- _Given task_: No images are to be carried over; print all other material exactly as it stands.

····················

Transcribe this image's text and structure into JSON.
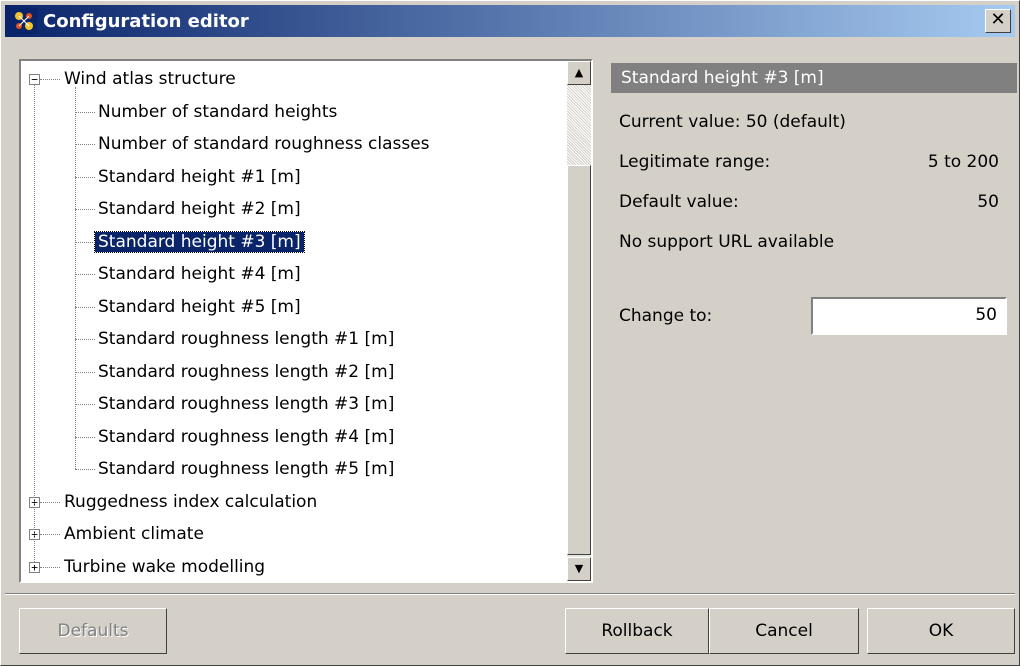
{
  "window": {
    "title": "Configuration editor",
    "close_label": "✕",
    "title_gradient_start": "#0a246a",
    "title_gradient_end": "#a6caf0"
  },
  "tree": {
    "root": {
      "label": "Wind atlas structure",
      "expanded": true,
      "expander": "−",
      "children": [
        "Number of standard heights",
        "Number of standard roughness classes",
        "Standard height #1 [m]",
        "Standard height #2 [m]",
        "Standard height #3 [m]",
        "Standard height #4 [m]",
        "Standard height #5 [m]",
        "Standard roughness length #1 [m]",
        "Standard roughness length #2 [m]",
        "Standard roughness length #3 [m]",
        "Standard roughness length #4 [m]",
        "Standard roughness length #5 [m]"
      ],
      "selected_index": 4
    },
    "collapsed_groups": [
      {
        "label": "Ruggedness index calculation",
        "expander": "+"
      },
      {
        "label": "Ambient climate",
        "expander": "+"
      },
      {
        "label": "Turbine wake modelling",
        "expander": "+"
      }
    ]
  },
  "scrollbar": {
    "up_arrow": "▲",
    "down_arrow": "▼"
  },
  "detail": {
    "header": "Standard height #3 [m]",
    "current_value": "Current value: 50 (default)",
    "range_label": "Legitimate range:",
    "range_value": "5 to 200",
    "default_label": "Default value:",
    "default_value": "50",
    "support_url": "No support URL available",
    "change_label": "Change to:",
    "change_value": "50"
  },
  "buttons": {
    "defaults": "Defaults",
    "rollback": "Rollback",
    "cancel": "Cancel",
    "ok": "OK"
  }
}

····················

- _Task solution_:
Transcribe this image's text and structure into JSON.
{
  "window": {
    "title": "Configuration editor",
    "close_label": "✕",
    "title_gradient_start": "#0a246a",
    "title_gradient_end": "#a6caf0"
  },
  "tree": {
    "root": {
      "label": "Wind atlas structure",
      "expanded": true,
      "expander": "−",
      "children": [
        "Number of standard heights",
        "Number of standard roughness classes",
        "Standard height #1 [m]",
        "Standard height #2 [m]",
        "Standard height #3 [m]",
        "Standard height #4 [m]",
        "Standard height #5 [m]",
        "Standard roughness length #1 [m]",
        "Standard roughness length #2 [m]",
        "Standard roughness length #3 [m]",
        "Standard roughness length #4 [m]",
        "Standard roughness length #5 [m]"
      ],
      "selected_index": 4
    },
    "collapsed_groups": [
      {
        "label": "Ruggedness index calculation",
        "expander": "+"
      },
      {
        "label": "Ambient climate",
        "expander": "+"
      },
      {
        "label": "Turbine wake modelling",
        "expander": "+"
      }
    ]
  },
  "scrollbar": {
    "up_arrow": "▲",
    "down_arrow": "▼"
  },
  "detail": {
    "header": "Standard height #3 [m]",
    "current_value": "Current value: 50 (default)",
    "range_label": "Legitimate range:",
    "range_value": "5 to 200",
    "default_label": "Default value:",
    "default_value": "50",
    "support_url": "No support URL available",
    "change_label": "Change to:",
    "change_value": "50"
  },
  "buttons": {
    "defaults": "Defaults",
    "rollback": "Rollback",
    "cancel": "Cancel",
    "ok": "OK"
  }
}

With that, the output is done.